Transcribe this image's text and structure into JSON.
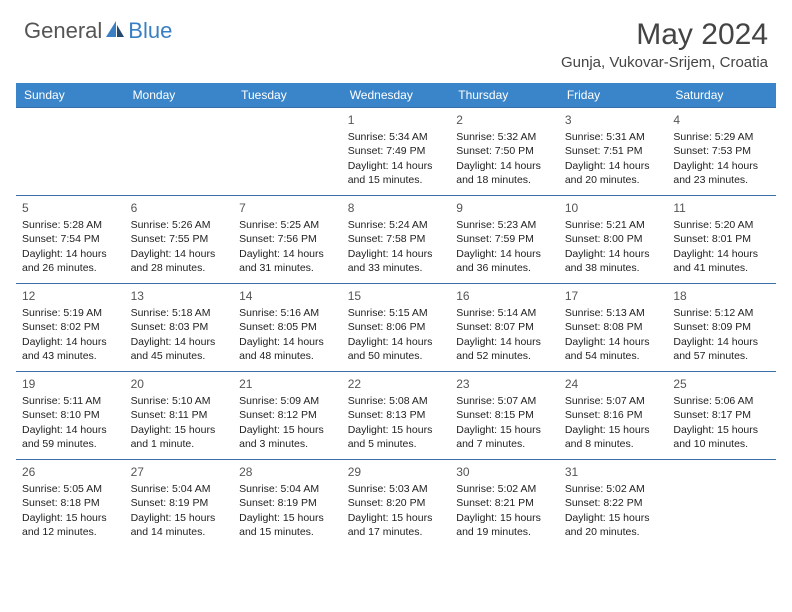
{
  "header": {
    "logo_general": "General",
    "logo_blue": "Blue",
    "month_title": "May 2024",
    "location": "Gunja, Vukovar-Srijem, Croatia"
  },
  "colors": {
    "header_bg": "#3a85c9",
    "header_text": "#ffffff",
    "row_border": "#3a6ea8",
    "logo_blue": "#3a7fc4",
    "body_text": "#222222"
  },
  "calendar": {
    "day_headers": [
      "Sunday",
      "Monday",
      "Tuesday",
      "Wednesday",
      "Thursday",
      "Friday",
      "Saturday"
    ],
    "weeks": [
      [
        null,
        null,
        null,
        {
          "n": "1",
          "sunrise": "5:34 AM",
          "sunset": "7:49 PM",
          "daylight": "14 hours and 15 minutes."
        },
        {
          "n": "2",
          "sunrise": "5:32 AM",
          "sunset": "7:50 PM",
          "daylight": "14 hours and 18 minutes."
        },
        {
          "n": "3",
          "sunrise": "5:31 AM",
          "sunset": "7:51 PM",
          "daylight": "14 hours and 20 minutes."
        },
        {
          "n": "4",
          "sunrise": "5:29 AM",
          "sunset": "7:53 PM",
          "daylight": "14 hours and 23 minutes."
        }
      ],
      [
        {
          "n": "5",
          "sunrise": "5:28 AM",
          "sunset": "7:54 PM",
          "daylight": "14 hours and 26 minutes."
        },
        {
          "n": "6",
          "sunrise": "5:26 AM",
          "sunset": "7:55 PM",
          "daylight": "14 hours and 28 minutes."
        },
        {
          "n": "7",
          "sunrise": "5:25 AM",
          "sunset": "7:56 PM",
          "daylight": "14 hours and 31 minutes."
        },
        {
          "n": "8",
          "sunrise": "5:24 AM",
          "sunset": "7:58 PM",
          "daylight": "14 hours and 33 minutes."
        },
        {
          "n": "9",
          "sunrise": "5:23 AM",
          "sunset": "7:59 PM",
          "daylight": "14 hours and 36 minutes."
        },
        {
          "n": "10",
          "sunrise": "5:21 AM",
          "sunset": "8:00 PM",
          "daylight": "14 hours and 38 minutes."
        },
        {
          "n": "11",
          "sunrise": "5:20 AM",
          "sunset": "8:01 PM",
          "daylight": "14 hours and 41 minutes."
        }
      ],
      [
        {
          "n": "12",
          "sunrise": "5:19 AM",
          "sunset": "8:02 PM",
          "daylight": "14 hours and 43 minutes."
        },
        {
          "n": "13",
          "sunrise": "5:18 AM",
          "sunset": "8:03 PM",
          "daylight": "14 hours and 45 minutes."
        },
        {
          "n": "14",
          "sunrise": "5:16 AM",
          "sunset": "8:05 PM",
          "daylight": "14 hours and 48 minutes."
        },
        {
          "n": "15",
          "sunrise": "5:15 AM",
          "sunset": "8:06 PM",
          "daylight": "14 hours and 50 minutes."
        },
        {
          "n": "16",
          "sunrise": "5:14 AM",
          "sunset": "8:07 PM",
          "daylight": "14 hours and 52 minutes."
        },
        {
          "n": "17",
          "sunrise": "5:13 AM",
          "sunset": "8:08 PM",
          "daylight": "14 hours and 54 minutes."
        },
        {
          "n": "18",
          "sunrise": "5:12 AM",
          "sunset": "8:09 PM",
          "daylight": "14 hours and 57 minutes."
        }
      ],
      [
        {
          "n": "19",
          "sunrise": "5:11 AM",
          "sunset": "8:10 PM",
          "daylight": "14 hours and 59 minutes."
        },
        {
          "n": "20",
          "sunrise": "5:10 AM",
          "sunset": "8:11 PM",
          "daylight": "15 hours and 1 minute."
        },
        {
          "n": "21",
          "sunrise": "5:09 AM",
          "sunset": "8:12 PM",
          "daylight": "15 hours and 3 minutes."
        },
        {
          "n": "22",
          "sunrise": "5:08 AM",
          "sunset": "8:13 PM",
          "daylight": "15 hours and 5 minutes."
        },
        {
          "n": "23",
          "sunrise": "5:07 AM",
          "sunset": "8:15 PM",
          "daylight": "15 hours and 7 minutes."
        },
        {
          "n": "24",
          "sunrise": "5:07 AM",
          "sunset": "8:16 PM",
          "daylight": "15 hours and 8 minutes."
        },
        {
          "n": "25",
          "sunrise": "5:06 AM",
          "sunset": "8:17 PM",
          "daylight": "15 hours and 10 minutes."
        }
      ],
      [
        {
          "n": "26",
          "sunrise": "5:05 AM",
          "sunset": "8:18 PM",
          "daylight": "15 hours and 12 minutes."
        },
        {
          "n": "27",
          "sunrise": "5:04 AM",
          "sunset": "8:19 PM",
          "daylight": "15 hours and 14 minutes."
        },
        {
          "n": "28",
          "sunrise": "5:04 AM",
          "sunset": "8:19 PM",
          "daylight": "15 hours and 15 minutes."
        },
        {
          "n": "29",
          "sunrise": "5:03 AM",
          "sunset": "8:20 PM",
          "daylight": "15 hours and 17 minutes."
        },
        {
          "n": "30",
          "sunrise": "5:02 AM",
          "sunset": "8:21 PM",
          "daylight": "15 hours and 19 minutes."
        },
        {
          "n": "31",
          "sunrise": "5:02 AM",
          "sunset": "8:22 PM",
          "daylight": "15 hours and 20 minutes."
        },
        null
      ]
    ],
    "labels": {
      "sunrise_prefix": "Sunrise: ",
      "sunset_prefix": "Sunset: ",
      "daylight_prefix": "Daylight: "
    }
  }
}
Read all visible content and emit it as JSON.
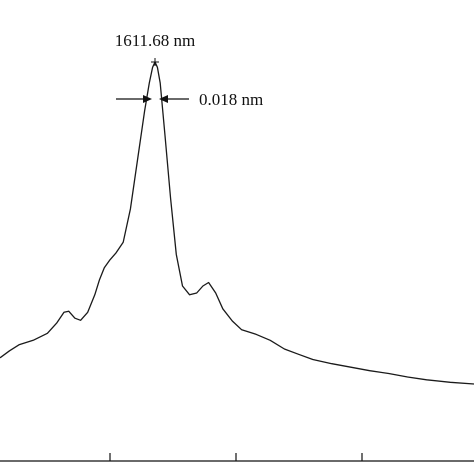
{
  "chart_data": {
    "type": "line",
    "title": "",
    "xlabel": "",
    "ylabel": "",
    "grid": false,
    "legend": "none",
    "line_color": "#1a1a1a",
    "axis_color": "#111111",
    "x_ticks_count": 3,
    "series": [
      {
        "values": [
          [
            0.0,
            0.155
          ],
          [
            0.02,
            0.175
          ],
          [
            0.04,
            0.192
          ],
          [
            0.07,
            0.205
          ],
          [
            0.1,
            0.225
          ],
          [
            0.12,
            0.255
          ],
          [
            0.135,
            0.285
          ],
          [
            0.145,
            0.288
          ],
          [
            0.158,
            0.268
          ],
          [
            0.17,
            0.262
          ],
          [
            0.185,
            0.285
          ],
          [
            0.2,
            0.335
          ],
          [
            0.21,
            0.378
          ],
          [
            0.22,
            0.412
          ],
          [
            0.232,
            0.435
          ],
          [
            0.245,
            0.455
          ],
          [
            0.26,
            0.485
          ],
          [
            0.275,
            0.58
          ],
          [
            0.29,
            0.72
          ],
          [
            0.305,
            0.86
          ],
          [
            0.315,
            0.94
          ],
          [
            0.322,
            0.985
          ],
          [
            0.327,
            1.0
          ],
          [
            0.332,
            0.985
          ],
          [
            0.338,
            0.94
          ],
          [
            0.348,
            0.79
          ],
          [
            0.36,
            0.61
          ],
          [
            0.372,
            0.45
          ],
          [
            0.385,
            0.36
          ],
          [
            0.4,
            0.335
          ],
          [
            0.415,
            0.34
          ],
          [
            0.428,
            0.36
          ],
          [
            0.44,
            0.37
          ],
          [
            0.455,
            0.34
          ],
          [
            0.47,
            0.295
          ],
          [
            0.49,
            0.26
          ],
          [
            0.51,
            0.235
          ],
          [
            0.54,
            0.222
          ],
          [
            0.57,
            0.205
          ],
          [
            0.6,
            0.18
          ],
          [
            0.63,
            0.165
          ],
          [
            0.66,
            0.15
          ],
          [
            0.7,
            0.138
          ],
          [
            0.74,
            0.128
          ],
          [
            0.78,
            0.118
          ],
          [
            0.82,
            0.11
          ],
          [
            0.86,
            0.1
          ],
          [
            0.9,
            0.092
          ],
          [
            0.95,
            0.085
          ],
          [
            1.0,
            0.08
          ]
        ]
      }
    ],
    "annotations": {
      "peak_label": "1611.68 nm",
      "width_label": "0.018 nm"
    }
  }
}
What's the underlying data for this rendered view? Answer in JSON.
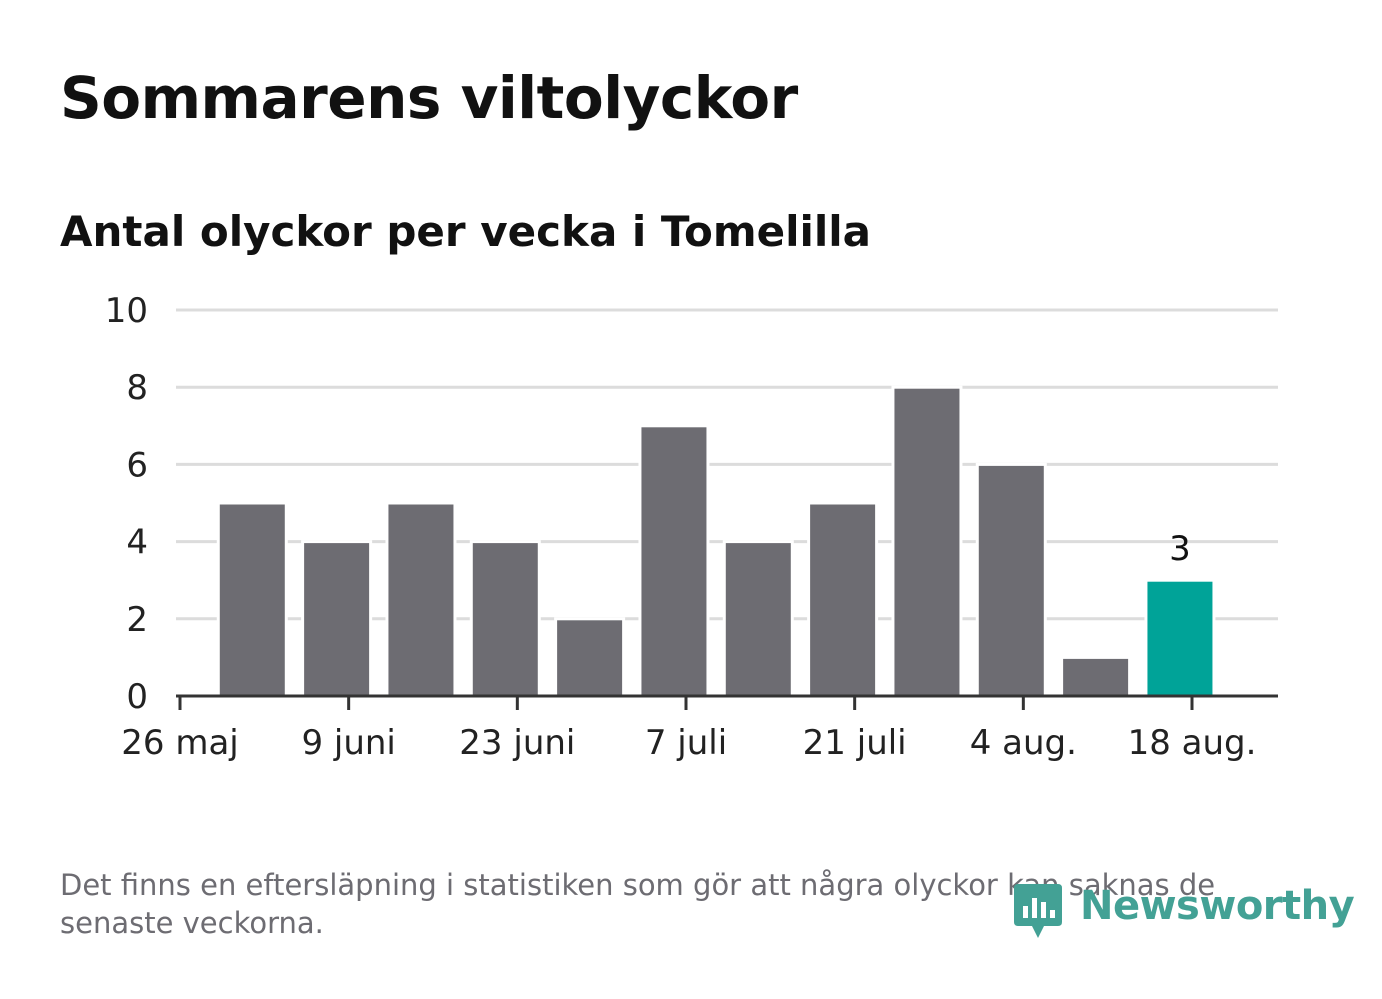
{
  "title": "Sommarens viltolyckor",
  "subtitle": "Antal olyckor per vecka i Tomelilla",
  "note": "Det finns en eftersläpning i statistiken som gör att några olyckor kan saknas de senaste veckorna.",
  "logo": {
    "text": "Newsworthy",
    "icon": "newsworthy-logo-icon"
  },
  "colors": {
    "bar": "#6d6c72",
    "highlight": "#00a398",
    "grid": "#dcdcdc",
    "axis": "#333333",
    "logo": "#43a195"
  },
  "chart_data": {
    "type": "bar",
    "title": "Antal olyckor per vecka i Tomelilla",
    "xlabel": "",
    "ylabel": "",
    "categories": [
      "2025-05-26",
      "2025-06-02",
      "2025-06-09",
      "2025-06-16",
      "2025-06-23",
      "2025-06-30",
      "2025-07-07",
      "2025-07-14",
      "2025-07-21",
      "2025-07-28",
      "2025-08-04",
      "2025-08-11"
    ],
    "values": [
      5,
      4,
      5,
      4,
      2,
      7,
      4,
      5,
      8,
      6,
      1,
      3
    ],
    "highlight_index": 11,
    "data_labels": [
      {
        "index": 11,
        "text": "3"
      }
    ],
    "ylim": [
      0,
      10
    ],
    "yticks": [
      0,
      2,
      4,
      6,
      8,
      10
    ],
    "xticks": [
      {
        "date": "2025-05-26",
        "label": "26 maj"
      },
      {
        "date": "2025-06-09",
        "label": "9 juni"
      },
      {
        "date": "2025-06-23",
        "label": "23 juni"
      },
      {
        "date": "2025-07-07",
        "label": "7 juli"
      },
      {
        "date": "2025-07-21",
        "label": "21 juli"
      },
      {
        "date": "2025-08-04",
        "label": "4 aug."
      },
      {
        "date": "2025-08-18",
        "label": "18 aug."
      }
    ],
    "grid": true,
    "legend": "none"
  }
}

To be done ▸ Which lines in the listing above hold the word "JSON"? Show each of them.

Correct answer ▸
Transcribe this image's text and structure into JSON.
Read all visible content and emit it as JSON.
What's the underlying data for this rendered view? Answer in JSON.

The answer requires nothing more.